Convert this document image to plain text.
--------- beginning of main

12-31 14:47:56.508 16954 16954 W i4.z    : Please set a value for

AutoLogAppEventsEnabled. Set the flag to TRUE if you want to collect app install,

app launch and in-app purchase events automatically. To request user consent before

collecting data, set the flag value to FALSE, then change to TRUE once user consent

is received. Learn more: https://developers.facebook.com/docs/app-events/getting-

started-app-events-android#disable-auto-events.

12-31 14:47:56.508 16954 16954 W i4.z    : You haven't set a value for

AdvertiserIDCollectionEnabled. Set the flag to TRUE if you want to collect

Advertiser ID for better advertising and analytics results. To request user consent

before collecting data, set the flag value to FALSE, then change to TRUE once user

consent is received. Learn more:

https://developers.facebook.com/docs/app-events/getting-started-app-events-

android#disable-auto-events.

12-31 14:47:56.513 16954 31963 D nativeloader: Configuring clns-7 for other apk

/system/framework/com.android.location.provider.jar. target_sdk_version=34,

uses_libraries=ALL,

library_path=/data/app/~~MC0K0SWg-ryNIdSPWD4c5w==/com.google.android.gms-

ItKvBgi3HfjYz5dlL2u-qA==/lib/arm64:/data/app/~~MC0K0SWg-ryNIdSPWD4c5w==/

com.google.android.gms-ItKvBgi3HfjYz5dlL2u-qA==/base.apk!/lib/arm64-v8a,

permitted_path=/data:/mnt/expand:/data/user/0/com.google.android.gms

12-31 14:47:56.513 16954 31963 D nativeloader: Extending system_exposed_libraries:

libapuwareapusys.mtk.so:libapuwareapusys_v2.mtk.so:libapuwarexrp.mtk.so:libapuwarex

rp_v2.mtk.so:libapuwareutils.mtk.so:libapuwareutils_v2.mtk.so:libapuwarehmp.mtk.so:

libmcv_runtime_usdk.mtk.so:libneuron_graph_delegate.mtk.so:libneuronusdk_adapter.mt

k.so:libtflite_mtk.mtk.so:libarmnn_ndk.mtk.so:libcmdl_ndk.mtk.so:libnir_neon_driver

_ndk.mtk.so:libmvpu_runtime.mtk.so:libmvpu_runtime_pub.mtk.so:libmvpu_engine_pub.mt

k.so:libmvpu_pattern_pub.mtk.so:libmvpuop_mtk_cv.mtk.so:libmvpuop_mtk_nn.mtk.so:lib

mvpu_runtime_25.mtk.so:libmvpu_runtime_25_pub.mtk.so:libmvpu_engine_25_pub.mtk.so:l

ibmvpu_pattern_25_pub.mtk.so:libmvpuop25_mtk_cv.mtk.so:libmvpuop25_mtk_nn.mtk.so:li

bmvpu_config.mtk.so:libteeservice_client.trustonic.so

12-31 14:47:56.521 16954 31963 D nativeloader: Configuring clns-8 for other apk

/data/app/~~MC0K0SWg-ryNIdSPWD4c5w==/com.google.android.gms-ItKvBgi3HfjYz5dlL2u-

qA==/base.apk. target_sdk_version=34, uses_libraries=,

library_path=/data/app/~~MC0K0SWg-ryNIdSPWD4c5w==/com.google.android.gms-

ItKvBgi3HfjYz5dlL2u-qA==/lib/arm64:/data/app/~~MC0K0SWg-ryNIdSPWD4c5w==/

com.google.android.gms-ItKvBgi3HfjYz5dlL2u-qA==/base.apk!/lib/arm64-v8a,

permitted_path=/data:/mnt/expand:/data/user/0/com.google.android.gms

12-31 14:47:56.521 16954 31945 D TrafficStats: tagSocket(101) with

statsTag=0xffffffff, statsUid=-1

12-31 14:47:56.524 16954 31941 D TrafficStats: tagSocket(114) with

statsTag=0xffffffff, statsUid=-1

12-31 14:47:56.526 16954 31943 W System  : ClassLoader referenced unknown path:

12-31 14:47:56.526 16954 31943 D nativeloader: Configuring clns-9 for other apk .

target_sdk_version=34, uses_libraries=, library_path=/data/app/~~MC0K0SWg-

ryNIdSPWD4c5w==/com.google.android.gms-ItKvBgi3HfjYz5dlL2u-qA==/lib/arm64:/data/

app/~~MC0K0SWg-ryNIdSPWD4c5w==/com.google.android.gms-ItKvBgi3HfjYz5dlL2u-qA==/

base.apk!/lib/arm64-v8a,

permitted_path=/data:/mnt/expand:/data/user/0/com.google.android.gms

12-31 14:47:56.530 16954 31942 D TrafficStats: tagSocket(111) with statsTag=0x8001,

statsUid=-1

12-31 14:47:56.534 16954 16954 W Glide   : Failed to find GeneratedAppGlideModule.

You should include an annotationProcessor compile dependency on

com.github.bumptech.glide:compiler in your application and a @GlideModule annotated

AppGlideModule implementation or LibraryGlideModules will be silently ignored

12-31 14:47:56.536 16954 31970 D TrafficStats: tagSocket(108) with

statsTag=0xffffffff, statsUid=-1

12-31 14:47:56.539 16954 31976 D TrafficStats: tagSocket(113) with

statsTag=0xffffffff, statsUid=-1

» **Problem to work on**:
Pull every line containing "with" out of the data above.

» **Exercise output**:
12-31 14:47:56.521 16954 31945 D TrafficStats: tagSocket(101) with
12-31 14:47:56.524 16954 31941 D TrafficStats: tagSocket(114) with
12-31 14:47:56.530 16954 31942 D TrafficStats: tagSocket(111) with statsTag=0x8001,
12-31 14:47:56.536 16954 31970 D TrafficStats: tagSocket(108) with
12-31 14:47:56.539 16954 31976 D TrafficStats: tagSocket(113) with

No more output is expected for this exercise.